Problem description
Return all lines that include the string "Number".

:: Entries provided

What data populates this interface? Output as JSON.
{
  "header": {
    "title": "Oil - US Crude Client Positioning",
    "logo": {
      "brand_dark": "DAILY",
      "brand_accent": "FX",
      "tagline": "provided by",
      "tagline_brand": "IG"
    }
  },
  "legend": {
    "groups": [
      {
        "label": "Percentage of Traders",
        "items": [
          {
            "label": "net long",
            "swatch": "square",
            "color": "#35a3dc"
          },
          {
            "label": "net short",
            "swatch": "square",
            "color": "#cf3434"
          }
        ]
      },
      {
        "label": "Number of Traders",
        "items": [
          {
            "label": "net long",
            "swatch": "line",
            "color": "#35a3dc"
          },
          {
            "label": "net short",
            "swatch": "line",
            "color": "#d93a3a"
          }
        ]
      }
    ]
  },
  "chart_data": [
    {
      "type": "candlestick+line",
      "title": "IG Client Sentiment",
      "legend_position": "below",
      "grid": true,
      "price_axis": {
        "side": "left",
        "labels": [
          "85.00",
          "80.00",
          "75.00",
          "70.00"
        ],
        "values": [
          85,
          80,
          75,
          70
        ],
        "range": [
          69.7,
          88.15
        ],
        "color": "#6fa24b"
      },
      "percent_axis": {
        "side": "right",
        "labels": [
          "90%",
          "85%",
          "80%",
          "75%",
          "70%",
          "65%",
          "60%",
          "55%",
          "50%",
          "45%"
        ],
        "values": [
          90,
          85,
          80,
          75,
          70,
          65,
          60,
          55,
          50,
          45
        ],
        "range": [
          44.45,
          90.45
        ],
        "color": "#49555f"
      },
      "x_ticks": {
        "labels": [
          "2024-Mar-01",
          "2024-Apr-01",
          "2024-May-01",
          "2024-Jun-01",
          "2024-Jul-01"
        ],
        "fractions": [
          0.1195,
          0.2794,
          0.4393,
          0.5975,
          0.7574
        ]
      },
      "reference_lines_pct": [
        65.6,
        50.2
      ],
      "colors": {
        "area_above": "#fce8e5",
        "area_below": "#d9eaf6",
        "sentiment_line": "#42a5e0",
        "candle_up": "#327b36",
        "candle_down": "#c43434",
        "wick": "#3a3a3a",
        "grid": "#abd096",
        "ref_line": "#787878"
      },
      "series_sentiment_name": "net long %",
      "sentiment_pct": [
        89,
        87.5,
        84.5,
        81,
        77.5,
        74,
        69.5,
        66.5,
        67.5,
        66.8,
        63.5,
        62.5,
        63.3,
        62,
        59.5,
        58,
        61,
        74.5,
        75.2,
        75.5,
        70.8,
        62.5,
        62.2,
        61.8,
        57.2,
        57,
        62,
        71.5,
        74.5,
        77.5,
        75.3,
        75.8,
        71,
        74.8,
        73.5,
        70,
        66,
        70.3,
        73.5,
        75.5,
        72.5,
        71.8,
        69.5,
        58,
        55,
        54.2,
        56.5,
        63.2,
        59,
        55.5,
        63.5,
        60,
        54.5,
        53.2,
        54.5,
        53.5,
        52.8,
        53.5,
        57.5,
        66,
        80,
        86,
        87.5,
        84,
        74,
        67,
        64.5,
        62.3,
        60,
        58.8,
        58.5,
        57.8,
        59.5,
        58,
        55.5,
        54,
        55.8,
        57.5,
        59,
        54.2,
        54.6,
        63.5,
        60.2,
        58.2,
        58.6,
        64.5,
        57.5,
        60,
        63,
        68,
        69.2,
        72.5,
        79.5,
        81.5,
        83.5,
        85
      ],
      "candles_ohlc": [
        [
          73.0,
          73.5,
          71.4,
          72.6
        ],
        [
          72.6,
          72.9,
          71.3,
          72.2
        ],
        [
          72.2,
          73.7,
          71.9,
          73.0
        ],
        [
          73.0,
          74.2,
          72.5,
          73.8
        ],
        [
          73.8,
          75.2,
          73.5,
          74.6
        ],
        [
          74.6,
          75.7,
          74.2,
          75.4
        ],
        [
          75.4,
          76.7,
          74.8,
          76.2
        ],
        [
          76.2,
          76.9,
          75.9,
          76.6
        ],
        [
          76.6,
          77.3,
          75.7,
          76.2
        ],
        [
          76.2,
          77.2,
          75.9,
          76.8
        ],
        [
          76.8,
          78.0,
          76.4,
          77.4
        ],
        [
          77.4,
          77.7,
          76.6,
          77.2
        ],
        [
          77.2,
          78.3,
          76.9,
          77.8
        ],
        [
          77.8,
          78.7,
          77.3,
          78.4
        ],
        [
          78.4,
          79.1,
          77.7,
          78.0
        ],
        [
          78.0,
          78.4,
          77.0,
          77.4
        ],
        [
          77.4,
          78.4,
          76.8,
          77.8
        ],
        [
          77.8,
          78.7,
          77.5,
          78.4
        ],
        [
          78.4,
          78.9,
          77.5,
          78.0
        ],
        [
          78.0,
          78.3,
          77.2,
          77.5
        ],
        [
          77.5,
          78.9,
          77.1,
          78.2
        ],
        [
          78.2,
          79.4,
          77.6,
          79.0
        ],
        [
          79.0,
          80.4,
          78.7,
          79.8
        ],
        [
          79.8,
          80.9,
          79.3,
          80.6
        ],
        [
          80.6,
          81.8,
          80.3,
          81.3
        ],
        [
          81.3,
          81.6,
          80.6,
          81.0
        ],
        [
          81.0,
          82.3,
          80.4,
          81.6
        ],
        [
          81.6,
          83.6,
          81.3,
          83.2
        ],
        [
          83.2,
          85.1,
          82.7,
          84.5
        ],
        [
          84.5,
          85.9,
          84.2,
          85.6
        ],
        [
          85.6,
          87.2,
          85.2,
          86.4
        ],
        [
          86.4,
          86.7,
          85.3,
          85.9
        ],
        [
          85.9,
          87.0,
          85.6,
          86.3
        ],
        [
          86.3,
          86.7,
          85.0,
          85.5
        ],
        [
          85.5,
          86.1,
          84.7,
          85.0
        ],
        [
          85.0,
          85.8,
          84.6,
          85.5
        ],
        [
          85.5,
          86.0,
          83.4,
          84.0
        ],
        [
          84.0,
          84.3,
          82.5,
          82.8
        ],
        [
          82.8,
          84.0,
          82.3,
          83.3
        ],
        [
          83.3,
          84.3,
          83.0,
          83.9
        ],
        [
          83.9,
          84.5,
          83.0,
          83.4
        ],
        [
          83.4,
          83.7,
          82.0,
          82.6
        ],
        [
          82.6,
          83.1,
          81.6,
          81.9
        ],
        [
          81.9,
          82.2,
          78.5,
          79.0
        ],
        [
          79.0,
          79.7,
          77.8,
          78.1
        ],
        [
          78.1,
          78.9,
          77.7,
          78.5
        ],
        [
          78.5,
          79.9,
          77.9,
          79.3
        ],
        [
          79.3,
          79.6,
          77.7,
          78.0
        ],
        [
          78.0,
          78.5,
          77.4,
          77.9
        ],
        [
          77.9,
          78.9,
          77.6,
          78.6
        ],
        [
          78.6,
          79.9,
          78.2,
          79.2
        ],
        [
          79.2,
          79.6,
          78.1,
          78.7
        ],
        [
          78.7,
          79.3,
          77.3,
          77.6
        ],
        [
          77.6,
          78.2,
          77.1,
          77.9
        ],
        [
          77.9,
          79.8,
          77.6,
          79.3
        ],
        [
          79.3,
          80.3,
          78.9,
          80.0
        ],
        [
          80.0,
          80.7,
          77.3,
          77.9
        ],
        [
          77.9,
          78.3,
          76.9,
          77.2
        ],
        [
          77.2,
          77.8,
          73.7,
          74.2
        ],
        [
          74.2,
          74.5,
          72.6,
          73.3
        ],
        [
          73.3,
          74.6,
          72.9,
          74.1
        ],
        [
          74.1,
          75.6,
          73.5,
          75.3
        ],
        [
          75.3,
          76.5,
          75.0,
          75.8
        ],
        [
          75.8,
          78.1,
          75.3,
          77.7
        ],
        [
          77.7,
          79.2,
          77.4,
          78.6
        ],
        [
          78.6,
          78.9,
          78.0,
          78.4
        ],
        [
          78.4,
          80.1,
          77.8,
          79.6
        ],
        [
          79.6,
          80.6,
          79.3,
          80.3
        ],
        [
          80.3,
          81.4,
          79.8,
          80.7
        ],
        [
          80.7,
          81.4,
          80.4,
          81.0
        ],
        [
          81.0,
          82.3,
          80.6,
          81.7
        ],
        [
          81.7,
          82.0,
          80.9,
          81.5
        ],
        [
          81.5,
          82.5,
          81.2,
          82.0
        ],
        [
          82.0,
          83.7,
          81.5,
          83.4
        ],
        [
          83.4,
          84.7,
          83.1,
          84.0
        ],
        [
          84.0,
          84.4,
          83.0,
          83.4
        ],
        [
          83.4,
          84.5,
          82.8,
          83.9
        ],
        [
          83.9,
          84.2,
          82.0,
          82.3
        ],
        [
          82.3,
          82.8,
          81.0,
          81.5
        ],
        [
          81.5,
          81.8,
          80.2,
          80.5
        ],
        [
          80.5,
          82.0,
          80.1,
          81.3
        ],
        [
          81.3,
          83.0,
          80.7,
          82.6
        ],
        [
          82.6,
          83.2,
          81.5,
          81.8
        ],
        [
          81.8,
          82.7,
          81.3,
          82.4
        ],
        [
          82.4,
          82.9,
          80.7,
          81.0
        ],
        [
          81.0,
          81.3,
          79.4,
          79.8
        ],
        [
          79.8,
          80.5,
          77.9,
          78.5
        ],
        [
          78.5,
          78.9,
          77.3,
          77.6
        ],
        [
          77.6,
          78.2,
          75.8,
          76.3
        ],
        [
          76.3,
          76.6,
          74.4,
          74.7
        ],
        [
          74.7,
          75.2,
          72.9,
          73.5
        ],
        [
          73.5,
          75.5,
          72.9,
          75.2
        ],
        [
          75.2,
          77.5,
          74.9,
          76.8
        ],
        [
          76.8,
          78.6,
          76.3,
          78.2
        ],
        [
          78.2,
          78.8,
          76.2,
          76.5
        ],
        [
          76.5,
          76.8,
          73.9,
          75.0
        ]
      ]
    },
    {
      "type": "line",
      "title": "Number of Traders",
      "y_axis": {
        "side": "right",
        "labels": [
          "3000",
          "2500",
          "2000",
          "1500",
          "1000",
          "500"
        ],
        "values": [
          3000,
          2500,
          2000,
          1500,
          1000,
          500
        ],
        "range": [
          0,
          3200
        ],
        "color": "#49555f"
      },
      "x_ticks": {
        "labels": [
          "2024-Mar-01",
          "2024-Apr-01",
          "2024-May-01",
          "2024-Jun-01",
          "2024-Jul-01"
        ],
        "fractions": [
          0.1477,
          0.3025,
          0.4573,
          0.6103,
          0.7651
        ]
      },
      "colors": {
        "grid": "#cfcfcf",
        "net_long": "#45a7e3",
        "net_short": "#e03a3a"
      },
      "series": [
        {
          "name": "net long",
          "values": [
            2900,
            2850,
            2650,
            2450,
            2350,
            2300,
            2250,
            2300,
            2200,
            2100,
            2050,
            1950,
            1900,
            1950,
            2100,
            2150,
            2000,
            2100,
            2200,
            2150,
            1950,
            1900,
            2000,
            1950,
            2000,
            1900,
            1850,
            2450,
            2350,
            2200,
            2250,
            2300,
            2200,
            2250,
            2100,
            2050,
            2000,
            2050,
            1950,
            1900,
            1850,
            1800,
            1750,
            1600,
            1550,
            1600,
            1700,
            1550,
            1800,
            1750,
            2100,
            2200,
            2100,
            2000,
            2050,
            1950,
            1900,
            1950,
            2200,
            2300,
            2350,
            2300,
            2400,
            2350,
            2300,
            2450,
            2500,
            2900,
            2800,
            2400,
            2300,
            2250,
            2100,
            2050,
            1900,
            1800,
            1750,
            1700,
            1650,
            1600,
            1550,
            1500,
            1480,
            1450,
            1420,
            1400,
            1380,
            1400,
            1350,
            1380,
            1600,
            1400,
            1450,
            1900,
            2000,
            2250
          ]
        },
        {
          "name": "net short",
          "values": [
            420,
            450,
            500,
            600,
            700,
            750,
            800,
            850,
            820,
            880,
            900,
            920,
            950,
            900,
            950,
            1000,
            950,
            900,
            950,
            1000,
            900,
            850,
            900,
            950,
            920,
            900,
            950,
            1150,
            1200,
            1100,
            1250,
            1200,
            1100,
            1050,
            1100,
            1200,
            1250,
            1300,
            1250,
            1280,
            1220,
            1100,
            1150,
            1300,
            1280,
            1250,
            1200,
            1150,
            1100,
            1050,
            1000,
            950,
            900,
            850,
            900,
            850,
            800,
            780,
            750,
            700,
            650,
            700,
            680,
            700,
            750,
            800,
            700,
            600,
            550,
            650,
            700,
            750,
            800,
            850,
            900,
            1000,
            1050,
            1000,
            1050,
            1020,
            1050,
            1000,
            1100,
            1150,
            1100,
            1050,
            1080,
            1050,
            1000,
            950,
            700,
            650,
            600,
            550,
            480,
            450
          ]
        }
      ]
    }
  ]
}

::::

Solved exercise
        "label": "Number of Traders",
      "title": "Number of Traders",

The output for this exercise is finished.